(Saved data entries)
------------------------------------

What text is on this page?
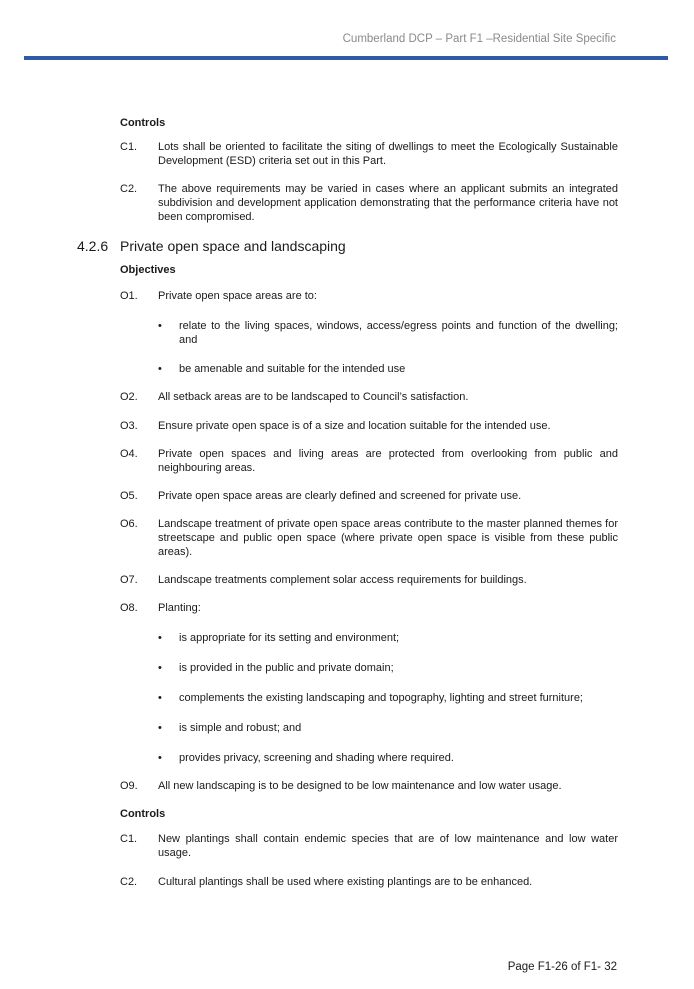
Cumberland DCP – Part F1 –Residential Site Specific
Controls
C1. Lots shall be oriented to facilitate the siting of dwellings to meet the Ecologically Sustainable Development (ESD) criteria set out in this Part.
C2. The above requirements may be varied in cases where an applicant submits an integrated subdivision and development application demonstrating that the performance criteria have not been compromised.
4.2.6 Private open space and landscaping
Objectives
O1. Private open space areas are to:
• relate to the living spaces, windows, access/egress points and function of the dwelling; and
• be amenable and suitable for the intended use
O2. All setback areas are to be landscaped to Council’s satisfaction.
O3. Ensure private open space is of a size and location suitable for the intended use.
O4. Private open spaces and living areas are protected from overlooking from public and neighbouring areas.
O5. Private open space areas are clearly defined and screened for private use.
O6. Landscape treatment of private open space areas contribute to the master planned themes for streetscape and public open space (where private open space is visible from these public areas).
O7. Landscape treatments complement solar access requirements for buildings.
O8. Planting:
• is appropriate for its setting and environment;
• is provided in the public and private domain;
• complements the existing landscaping and topography, lighting and street furniture;
• is simple and robust; and
• provides privacy, screening and shading where required.
O9. All new landscaping is to be designed to be low maintenance and low water usage.
Controls
C1. New plantings shall contain endemic species that are of low maintenance and low water usage.
C2. Cultural plantings shall be used where existing plantings are to be enhanced.
Page F1-26 of F1- 32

------------------------------------

__Task description__:
Omit the pictures. Output every record above word for word.

__Written response__:
What text is on this page?
Cumberland DCP – Part F1 –Residential Site Specific
Controls
C1. Lots shall be oriented to facilitate the siting of dwellings to meet the Ecologically Sustainable Development (ESD) criteria set out in this Part.
C2. The above requirements may be varied in cases where an applicant submits an integrated subdivision and development application demonstrating that the performance criteria have not been compromised.
4.2.6 Private open space and landscaping
Objectives
O1. Private open space areas are to:
• relate to the living spaces, windows, access/egress points and function of the dwelling; and
• be amenable and suitable for the intended use
O2. All setback areas are to be landscaped to Council’s satisfaction.
O3. Ensure private open space is of a size and location suitable for the intended use.
O4. Private open spaces and living areas are protected from overlooking from public and neighbouring areas.
O5. Private open space areas are clearly defined and screened for private use.
O6. Landscape treatment of private open space areas contribute to the master planned themes for streetscape and public open space (where private open space is visible from these public areas).
O7. Landscape treatments complement solar access requirements for buildings.
O8. Planting:
• is appropriate for its setting and environment;
• is provided in the public and private domain;
• complements the existing landscaping and topography, lighting and street furniture;
• is simple and robust; and
• provides privacy, screening and shading where required.
O9. All new landscaping is to be designed to be low maintenance and low water usage.
Controls
C1. New plantings shall contain endemic species that are of low maintenance and low water usage.
C2. Cultural plantings shall be used where existing plantings are to be enhanced.
Page F1-26 of F1- 32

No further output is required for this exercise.